* [Work to complete]
Repeat each entry exactly. Drop every image.

* [Dataset excerpts]
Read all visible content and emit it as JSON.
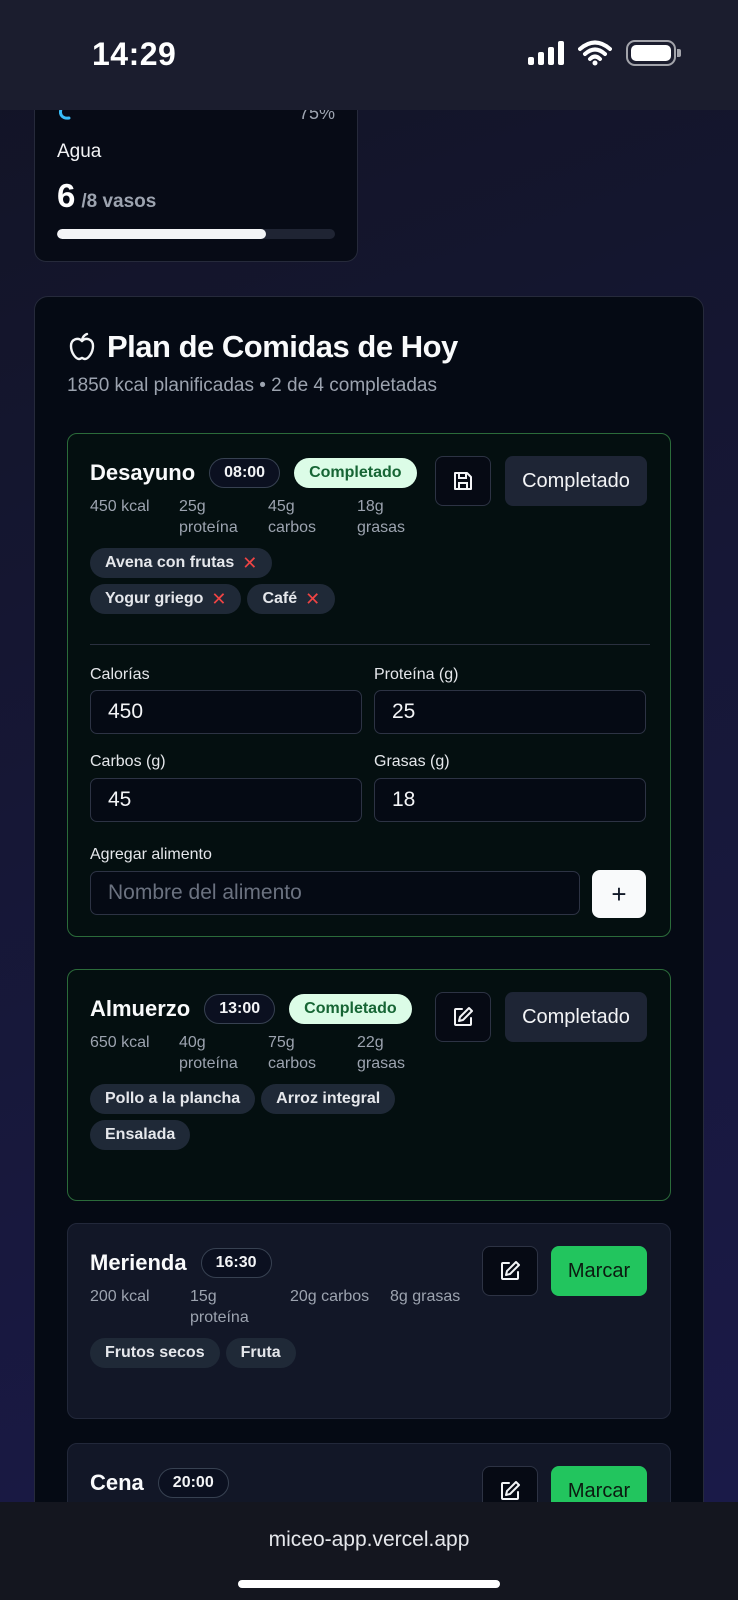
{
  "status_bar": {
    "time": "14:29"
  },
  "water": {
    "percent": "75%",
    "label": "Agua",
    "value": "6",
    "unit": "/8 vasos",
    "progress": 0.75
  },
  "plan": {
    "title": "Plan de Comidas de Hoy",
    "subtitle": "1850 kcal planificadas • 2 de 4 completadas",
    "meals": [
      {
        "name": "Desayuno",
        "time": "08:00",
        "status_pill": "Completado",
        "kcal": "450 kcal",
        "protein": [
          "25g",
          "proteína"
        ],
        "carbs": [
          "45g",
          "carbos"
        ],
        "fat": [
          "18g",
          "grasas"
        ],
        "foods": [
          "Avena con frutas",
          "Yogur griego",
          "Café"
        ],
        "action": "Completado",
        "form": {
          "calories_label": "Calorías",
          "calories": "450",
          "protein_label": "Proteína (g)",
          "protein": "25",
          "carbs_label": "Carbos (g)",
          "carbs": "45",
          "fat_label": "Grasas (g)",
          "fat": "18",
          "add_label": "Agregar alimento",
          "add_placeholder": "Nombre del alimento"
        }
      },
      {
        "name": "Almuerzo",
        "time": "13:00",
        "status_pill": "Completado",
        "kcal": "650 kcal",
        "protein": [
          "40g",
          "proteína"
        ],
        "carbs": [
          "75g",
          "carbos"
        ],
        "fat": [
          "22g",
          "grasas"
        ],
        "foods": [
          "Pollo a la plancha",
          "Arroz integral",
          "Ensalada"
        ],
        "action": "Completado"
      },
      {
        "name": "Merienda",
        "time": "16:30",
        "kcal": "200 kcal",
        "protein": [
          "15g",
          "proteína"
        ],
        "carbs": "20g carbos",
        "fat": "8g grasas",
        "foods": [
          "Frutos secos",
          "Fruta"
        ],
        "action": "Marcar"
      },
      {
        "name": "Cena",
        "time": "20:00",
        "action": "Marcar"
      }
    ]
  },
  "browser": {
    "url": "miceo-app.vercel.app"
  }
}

* [Reply to the task]
Read all visible content and emit it as JSON.
{
  "status_bar": {
    "time": "14:29"
  },
  "water": {
    "percent": "75%",
    "label": "Agua",
    "value": "6",
    "unit": "/8 vasos",
    "progress": 0.75
  },
  "plan": {
    "title": "Plan de Comidas de Hoy",
    "subtitle": "1850 kcal planificadas • 2 de 4 completadas",
    "meals": [
      {
        "name": "Desayuno",
        "time": "08:00",
        "status_pill": "Completado",
        "kcal": "450 kcal",
        "protein": [
          "25g",
          "proteína"
        ],
        "carbs": [
          "45g",
          "carbos"
        ],
        "fat": [
          "18g",
          "grasas"
        ],
        "foods": [
          "Avena con frutas",
          "Yogur griego",
          "Café"
        ],
        "action": "Completado",
        "form": {
          "calories_label": "Calorías",
          "calories": "450",
          "protein_label": "Proteína (g)",
          "protein": "25",
          "carbs_label": "Carbos (g)",
          "carbs": "45",
          "fat_label": "Grasas (g)",
          "fat": "18",
          "add_label": "Agregar alimento",
          "add_placeholder": "Nombre del alimento"
        }
      },
      {
        "name": "Almuerzo",
        "time": "13:00",
        "status_pill": "Completado",
        "kcal": "650 kcal",
        "protein": [
          "40g",
          "proteína"
        ],
        "carbs": [
          "75g",
          "carbos"
        ],
        "fat": [
          "22g",
          "grasas"
        ],
        "foods": [
          "Pollo a la plancha",
          "Arroz integral",
          "Ensalada"
        ],
        "action": "Completado"
      },
      {
        "name": "Merienda",
        "time": "16:30",
        "kcal": "200 kcal",
        "protein": [
          "15g",
          "proteína"
        ],
        "carbs": "20g carbos",
        "fat": "8g grasas",
        "foods": [
          "Frutos secos",
          "Fruta"
        ],
        "action": "Marcar"
      },
      {
        "name": "Cena",
        "time": "20:00",
        "action": "Marcar"
      }
    ]
  },
  "browser": {
    "url": "miceo-app.vercel.app"
  }
}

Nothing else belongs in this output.